◆ STATED EXERCISE
Every record must be repeated exactly, with no omission.

◆ MATERIAL FOR THIS EXERCISE
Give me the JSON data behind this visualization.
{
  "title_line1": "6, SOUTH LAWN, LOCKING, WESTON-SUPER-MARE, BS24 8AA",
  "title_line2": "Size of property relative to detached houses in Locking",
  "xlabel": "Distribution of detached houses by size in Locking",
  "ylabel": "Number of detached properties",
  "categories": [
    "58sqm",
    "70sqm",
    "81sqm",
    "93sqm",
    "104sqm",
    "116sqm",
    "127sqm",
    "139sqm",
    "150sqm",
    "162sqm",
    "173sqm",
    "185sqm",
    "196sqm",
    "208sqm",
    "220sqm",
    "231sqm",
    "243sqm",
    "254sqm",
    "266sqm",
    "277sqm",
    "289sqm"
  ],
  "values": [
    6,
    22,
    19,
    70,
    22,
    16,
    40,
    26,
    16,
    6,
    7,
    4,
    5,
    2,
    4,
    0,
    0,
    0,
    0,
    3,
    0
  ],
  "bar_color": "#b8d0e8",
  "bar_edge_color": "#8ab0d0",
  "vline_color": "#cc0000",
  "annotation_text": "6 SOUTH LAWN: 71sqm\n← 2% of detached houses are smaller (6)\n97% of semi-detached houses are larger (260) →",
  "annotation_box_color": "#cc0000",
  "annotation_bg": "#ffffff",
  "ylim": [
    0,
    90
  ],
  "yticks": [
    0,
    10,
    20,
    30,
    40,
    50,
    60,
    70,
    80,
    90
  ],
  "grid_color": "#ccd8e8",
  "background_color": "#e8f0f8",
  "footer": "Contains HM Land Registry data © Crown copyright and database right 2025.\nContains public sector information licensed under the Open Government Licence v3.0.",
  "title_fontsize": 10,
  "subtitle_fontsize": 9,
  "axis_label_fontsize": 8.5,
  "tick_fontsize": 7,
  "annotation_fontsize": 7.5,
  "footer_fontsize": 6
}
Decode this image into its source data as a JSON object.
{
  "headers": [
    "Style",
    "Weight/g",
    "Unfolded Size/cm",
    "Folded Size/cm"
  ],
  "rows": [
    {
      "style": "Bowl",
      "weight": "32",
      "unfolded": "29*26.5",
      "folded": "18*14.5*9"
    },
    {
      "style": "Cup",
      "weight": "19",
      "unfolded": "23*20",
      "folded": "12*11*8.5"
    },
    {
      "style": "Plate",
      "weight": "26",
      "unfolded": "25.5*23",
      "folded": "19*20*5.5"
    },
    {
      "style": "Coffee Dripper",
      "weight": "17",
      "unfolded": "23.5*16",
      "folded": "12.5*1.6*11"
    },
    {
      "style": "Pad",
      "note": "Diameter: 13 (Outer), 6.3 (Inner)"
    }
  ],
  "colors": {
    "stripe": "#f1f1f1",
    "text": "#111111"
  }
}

◆ WRITTEN SOLUTION
Give me the JSON data behind this visualization.
{
  "title_line1": "6, SOUTH LAWN, LOCKING, WESTON-SUPER-MARE, BS24 8AA",
  "title_line2": "Size of property relative to detached houses in Locking",
  "xlabel": "Distribution of detached houses by size in Locking",
  "ylabel": "Number of detached properties",
  "categories": [
    "58sqm",
    "70sqm",
    "81sqm",
    "93sqm",
    "104sqm",
    "116sqm",
    "127sqm",
    "139sqm",
    "150sqm",
    "162sqm",
    "173sqm",
    "185sqm",
    "196sqm",
    "208sqm",
    "220sqm",
    "231sqm",
    "243sqm",
    "254sqm",
    "266sqm",
    "277sqm",
    "289sqm"
  ],
  "values": [
    6,
    22,
    19,
    70,
    22,
    16,
    40,
    26,
    16,
    6,
    7,
    4,
    5,
    2,
    4,
    0,
    0,
    0,
    0,
    3,
    0
  ],
  "bar_color": "#b8d0e8",
  "bar_edge_color": "#8ab0d0",
  "vline_color": "#cc0000",
  "annotation_text": "6 SOUTH LAWN: 71sqm\n← 2% of detached houses are smaller (6)\n97% of semi-detached houses are larger (260) →",
  "annotation_box_color": "#cc0000",
  "annotation_bg": "#ffffff",
  "ylim": [
    0,
    90
  ],
  "yticks": [
    0,
    10,
    20,
    30,
    40,
    50,
    60,
    70,
    80,
    90
  ],
  "grid_color": "#ccd8e8",
  "background_color": "#e8f0f8",
  "footer": "Contains HM Land Registry data © Crown copyright and database right 2025.\nContains public sector information licensed under the Open Government Licence v3.0.",
  "title_fontsize": 10,
  "subtitle_fontsize": 9,
  "axis_label_fontsize": 8.5,
  "tick_fontsize": 7,
  "annotation_fontsize": 7.5,
  "footer_fontsize": 6
}
Decode this image into its source data as a JSON object.
{
  "headers": [
    "Style",
    "Weight/g",
    "Unfolded Size/cm",
    "Folded Size/cm"
  ],
  "rows": [
    {
      "style": "Bowl",
      "weight": "32",
      "unfolded": "29*26.5",
      "folded": "18*14.5*9"
    },
    {
      "style": "Cup",
      "weight": "19",
      "unfolded": "23*20",
      "folded": "12*11*8.5"
    },
    {
      "style": "Plate",
      "weight": "26",
      "unfolded": "25.5*23",
      "folded": "19*20*5.5"
    },
    {
      "style": "Coffee Dripper",
      "weight": "17",
      "unfolded": "23.5*16",
      "folded": "12.5*1.6*11"
    },
    {
      "style": "Pad",
      "note": "Diameter: 13 (Outer), 6.3 (Inner)"
    }
  ],
  "colors": {
    "stripe": "#f1f1f1",
    "text": "#111111"
  }
}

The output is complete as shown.